Data excerpts
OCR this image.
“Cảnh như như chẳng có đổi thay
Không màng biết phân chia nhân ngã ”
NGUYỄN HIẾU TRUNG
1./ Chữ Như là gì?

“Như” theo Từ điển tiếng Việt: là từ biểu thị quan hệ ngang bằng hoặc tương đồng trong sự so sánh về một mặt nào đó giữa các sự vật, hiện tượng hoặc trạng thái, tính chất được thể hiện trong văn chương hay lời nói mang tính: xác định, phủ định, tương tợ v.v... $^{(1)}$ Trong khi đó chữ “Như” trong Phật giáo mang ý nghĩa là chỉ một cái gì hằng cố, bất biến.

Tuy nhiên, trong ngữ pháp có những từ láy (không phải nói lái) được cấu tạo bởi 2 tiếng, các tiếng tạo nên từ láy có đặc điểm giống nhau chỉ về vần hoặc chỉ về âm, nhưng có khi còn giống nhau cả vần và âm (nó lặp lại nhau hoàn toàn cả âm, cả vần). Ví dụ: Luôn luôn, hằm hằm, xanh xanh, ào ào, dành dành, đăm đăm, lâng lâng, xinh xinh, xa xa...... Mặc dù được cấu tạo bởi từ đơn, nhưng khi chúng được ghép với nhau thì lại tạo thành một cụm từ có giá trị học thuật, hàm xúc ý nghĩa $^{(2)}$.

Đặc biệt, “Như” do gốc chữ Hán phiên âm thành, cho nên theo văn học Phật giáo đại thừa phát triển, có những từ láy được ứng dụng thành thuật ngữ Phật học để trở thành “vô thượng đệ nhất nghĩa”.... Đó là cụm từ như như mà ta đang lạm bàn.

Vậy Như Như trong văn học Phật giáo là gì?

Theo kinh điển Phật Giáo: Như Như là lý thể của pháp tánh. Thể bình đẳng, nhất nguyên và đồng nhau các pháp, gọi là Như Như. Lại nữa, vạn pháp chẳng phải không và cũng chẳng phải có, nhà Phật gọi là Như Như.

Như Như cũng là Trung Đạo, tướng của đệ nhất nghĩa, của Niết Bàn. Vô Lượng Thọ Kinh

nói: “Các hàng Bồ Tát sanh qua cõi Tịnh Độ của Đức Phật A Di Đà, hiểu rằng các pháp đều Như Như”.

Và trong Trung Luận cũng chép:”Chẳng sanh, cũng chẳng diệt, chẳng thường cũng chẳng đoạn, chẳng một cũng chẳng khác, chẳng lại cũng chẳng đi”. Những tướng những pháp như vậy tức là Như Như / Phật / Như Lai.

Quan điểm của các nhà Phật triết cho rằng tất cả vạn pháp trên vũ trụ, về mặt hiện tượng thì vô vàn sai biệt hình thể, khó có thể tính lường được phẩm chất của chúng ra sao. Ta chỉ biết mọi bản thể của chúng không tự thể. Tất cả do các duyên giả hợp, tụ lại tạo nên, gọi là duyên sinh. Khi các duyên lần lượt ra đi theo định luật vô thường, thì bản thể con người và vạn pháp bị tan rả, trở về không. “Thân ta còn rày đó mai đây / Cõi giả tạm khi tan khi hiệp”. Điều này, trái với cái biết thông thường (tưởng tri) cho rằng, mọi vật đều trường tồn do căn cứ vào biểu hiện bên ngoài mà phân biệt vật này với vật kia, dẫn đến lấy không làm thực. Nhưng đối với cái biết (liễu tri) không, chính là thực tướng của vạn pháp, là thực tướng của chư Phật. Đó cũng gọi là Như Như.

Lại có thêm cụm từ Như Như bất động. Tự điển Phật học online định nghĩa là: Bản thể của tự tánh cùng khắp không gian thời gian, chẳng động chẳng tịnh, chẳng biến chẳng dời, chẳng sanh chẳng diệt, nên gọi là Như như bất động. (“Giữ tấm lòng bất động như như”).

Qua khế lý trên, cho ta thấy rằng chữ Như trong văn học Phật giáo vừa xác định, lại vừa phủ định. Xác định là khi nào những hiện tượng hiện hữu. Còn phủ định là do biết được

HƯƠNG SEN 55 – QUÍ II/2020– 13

__INSTRUCTIONS FOR THE TASK__
Select every line above that contains the word "thành", and copy it.

__REPLY__
Tuy nhiên, trong ngữ pháp có những từ láy (không phải nói lái) được cấu tạo bởi 2 tiếng, các tiếng tạo nên từ láy có đặc điểm giống nhau chỉ về vần hoặc chỉ về âm, nhưng có khi còn giống nhau cả vần và âm (nó lặp lại nhau hoàn toàn cả âm, cả vần). Ví dụ: Luôn luôn, hằm hằm, xanh xanh, ào ào, dành dành, đăm đăm, lâng lâng, xinh xinh, xa xa...... Mặc dù được cấu tạo bởi từ đơn, nhưng khi chúng được ghép với nhau thì lại tạo thành một cụm từ có giá trị học thuật, hàm xúc ý nghĩa $^{(2)}$.
Đặc biệt, “Như” do gốc chữ Hán phiên âm thành, cho nên theo văn học Phật giáo đại thừa phát triển, có những từ láy được ứng dụng thành thuật ngữ Phật học để trở thành “vô thượng đệ nhất nghĩa”.... Đó là cụm từ như như mà ta đang lạm bàn.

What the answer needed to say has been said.